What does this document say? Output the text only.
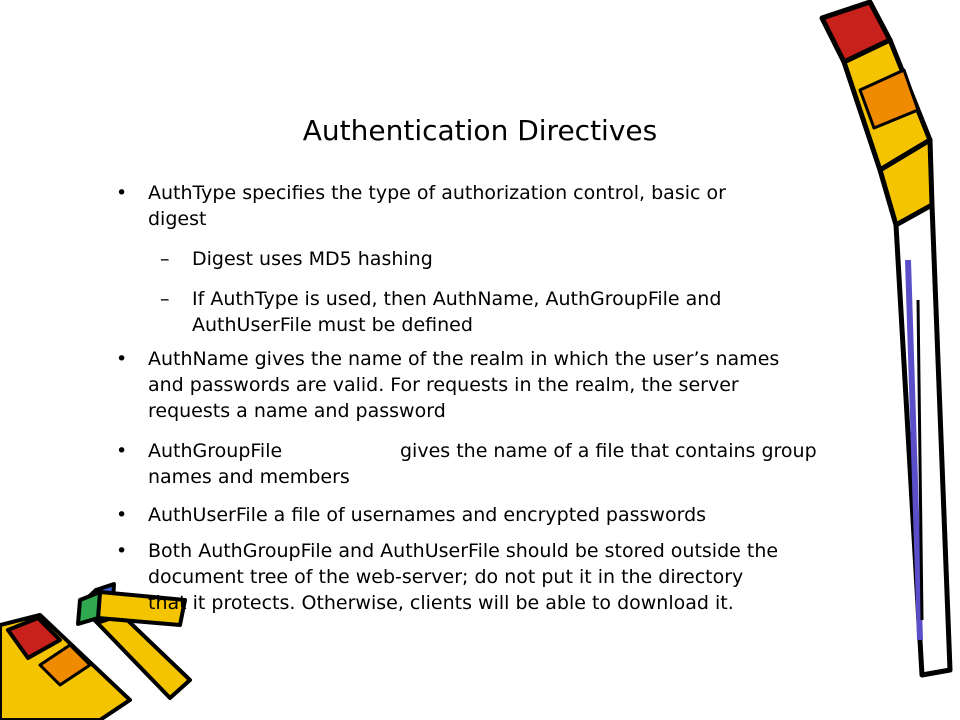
Authentication Directives
• AuthType specifies the type of authorization control, basic or
digest
– Digest uses MD5 hashing
– If AuthType is used, then AuthName, AuthGroupFile and
AuthUserFile must be defined
• AuthName gives the name of the realm in which the user’s names
and passwords are valid. For requests in the realm, the server
requests a name and password
• AuthGroupFile	gives the name of a file that contains group
names and members
• AuthUserFile a file of usernames and encrypted passwords
• Both AuthGroupFile and AuthUserFile should be stored outside the
document tree of the web-server; do not put it in the directory
that it protects. Otherwise, clients will be able to download it.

*Work instructions*: Without including the pictures, reproduce all entries exactly.

*Task result*:
What does this document say? Output the text only.
Authentication Directives
• AuthType specifies the type of authorization control, basic or
digest
– Digest uses MD5 hashing
– If AuthType is used, then AuthName, AuthGroupFile and
AuthUserFile must be defined
• AuthName gives the name of the realm in which the user’s names
and passwords are valid. For requests in the realm, the server
requests a name and password
• AuthGroupFile	gives the name of a file that contains group
names and members
• AuthUserFile a file of usernames and encrypted passwords
• Both AuthGroupFile and AuthUserFile should be stored outside the
document tree of the web-server; do not put it in the directory
that it protects. Otherwise, clients will be able to download it.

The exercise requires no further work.